Items from a dataset:
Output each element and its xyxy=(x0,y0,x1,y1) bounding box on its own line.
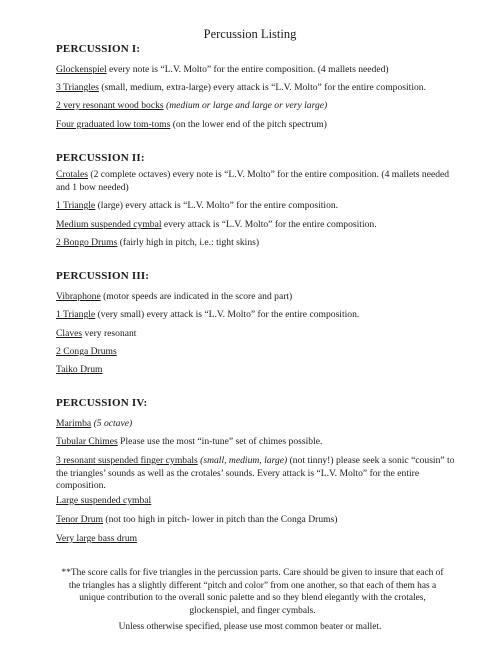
instrument-details: (not too high in pitch- lower in pitch than the Conga Drums) xyxy=(103,514,338,525)
instrument-entry xyxy=(56,64,456,77)
instrument-name: 2 Bongo Drums xyxy=(56,237,118,248)
instrument-entry xyxy=(56,237,456,250)
instrument-entry xyxy=(56,200,456,213)
instrument-details: (small, medium, large) xyxy=(197,455,288,466)
instrument-name: Medium suspended cymbal xyxy=(56,219,162,230)
instrument-entry xyxy=(56,169,456,194)
instrument-name: 2 Conga Drums xyxy=(56,346,117,357)
section-heading-percussion-2: PERCUSSION II: xyxy=(56,152,145,164)
instrument-details: every attack is “L.V. Molto” for the entire composition. xyxy=(161,219,377,230)
instrument-name: Vibraphone xyxy=(56,291,101,302)
instrument-details: (not tinny!) please seek a sonic “cousin” to the triangles’ sounds as well as the crotales’ sounds. Every attack is “L.V. Molto” for the entire composition. xyxy=(56,455,455,492)
instrument-entry xyxy=(56,346,456,359)
instrument-name: Crotales xyxy=(56,169,88,180)
instrument-entry xyxy=(56,436,456,449)
footer-note: Unless otherwise specified, please use most common beater or mallet. xyxy=(118,622,382,632)
instrument-name: Tubular Chimes xyxy=(56,436,118,447)
instrument-entry xyxy=(56,100,456,113)
instrument-name: 1 Triangle xyxy=(56,200,96,211)
instrument-entry xyxy=(56,82,456,95)
instrument-details: every note is “L.V. Molto” for the entire composition. (4 mallets needed) xyxy=(106,64,389,75)
instrument-details: (on the lower end of the pitch spectrum) xyxy=(170,119,327,130)
instrument-name: Claves xyxy=(56,328,83,339)
instrument-details: (fairly high in pitch, i.e.: tight skins) xyxy=(117,237,260,248)
instrument-name: Marimba xyxy=(56,418,92,429)
instrument-entry xyxy=(56,533,456,546)
section-heading-percussion-4: PERCUSSION IV: xyxy=(56,397,148,409)
instrument-name: 1 Triangle xyxy=(56,309,96,320)
instrument-name: Taiko Drum xyxy=(56,364,103,375)
instrument-entry xyxy=(56,119,456,132)
instrument-details: (2 complete octaves) every note is “L.V. Molto” for the entire composition. (4 mallets needed and 1 bow needed) xyxy=(56,169,450,193)
instrument-entry xyxy=(56,514,456,527)
instrument-entry xyxy=(56,309,456,322)
instrument-details: Please use the most “in-tune” set of chimes possible. xyxy=(117,436,323,447)
instrument-name: 3 resonant suspended finger cymbals xyxy=(56,455,198,466)
instrument-name: Very large bass drum xyxy=(56,533,138,544)
instrument-name: Large suspended cymbal xyxy=(56,495,152,506)
instrument-name: 3 Triangles xyxy=(56,82,99,93)
instrument-name: Four graduated low tom-toms xyxy=(56,119,171,130)
instrument-entry xyxy=(56,418,456,431)
instrument-entry xyxy=(56,455,456,493)
instrument-name: Glockenspiel xyxy=(56,64,107,75)
section-heading-percussion-1: PERCUSSION I: xyxy=(56,43,141,55)
section-heading-percussion-3: PERCUSSION III: xyxy=(56,270,150,282)
instrument-details: (very small) every attack is “L.V. Molto” for the entire composition. xyxy=(95,309,360,320)
instrument-name: 2 very resonant wood bocks xyxy=(56,100,164,111)
instrument-details: (large) every attack is “L.V. Molto” for the entire composition. xyxy=(95,200,339,211)
instrument-details: very resonant xyxy=(82,328,137,339)
instrument-details: (motor speeds are indicated in the score and part) xyxy=(100,291,293,302)
instrument-entry xyxy=(56,291,456,304)
instrument-name: Tenor Drum xyxy=(56,514,104,525)
instrument-entry xyxy=(56,328,456,341)
instrument-details: (small, medium, extra-large) every attack is “L.V. Molto” for the entire composition. xyxy=(98,82,426,93)
page-title: Percussion Listing xyxy=(203,27,297,41)
instrument-entry xyxy=(56,219,456,232)
instrument-entry xyxy=(56,495,456,508)
instrument-details: (5 octave) xyxy=(91,418,133,429)
triangle-note: **The score calls for five triangles in the percussion parts. Care should be given to insure that each of the triangles has a slightly different “pitch and color” from one another, so that each of them has a unique contribution to the overall sonic palette and so they blend elegantly with the crotales, glockenspiel, and finger cymbals. xyxy=(61,568,444,616)
instrument-details: (medium or large and large or very large) xyxy=(163,100,328,111)
instrument-entry xyxy=(56,364,456,377)
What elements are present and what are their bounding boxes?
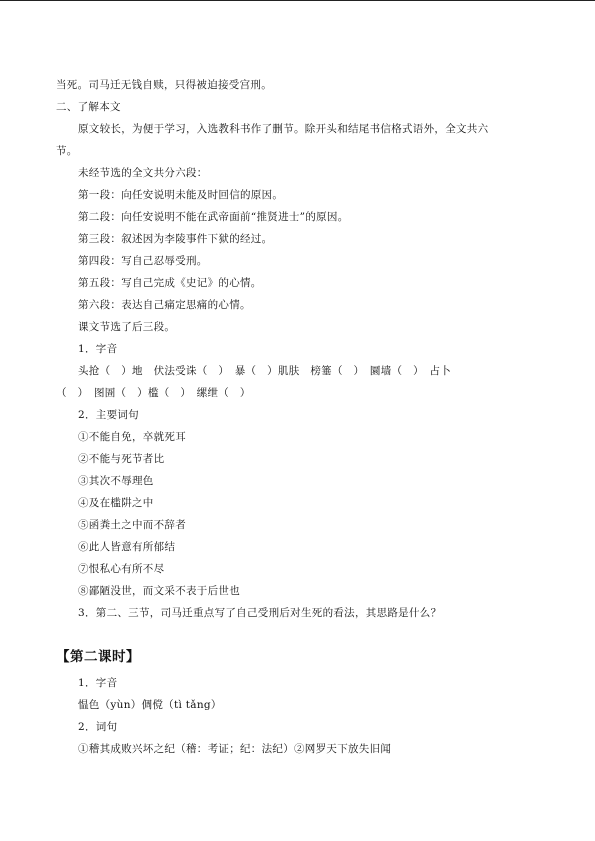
pronunciation-line: 愠色（yùn）倜傥（tì tǎng）	[78, 699, 222, 711]
text-line: 未经节选的全文共分六段：	[78, 167, 208, 179]
text-line: 节。	[56, 145, 78, 157]
list-item: 第五段：写自己完成《史记》的心情。	[78, 277, 262, 289]
list-item: 第四段：写自己忍辱受刑。	[78, 255, 208, 267]
sub-heading: 2．主要词句	[78, 409, 139, 421]
list-item: ④及在槛阱之中	[78, 497, 154, 509]
list-item: ③其次不辱理色	[78, 475, 154, 487]
section-heading: 二、了解本文	[56, 101, 121, 113]
list-item: ⑥此人皆意有所郁结	[78, 541, 176, 553]
list-item: 第二段：向任安说明不能在武帝面前“推贤进士”的原因。	[78, 211, 349, 223]
list-item: 第一段：向任安说明未能及时回信的原因。	[78, 189, 284, 201]
pronunciation-line: 头抢（ ）地 伏法受诛（ ） 暴（ ）肌肤 榜箠（ ） 圜墙（ ） 占卜	[78, 365, 452, 377]
sub-heading: 1．字音	[78, 343, 118, 355]
sub-heading: 1．字音	[78, 677, 118, 689]
question-line: 3．第二、三节，司马迁重点写了自己受刑后对生死的看法，其思路是什么？	[78, 607, 442, 619]
list-item: 第三段：叙述因为李陵事件下狱的经过。	[78, 233, 273, 245]
text-line: 原文较长，为便于学习，入选教科书作了删节。除开头和结尾书信格式语外，全文共六	[78, 123, 489, 135]
list-item: ⑦恨私心有所不尽	[78, 563, 165, 575]
list-item: ①不能自免，卒就死耳	[78, 431, 186, 443]
sub-heading: 2．词句	[78, 721, 118, 733]
lesson-heading: 【第二课时】	[56, 649, 140, 665]
list-item: ①稽其成败兴坏之纪（稽：考证；纪：法纪）②网罗天下放失旧闻	[78, 743, 392, 755]
list-item: ⑤函粪土之中而不辞者	[78, 519, 186, 531]
list-item: ②不能与死节者比	[78, 453, 165, 465]
text-line: 当死。司马迁无钱自赎，只得被迫接受宫刑。	[56, 79, 272, 91]
list-item: ⑧鄙陋没世，而文采不表于后世也	[78, 585, 240, 597]
list-item: 第六段：表达自己痛定思痛的心情。	[78, 299, 251, 311]
pronunciation-line: （ ） 图圄（ ）槛（ ） 缧绁（ ）	[56, 387, 251, 399]
text-line: 课文节选了后三段。	[78, 321, 176, 333]
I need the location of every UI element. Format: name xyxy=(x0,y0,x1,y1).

*Exercise goal*. Format everything in the data above, from the line containing "instrument-details: (not too" down to the line containing "instrument-entry xyxy=(56,200,456,213)", as a Markdown table with the columns "Row" and "Line". Number each line in order and skip any blank lines.

*Output below*.
| Row | Line |
|---|---|
| 1 | instrument-details: (not too high in pitch- lower in pitch than the Conga Drums) xyxy=(103,514,338,525) |
| 2 | instrument-entry xyxy=(56,64,456,77) |
| 3 | instrument-name: 2 Bongo Drums xyxy=(56,237,118,248) |
| 4 | instrument-entry xyxy=(56,237,456,250) |
| 5 | instrument-entry xyxy=(56,200,456,213) |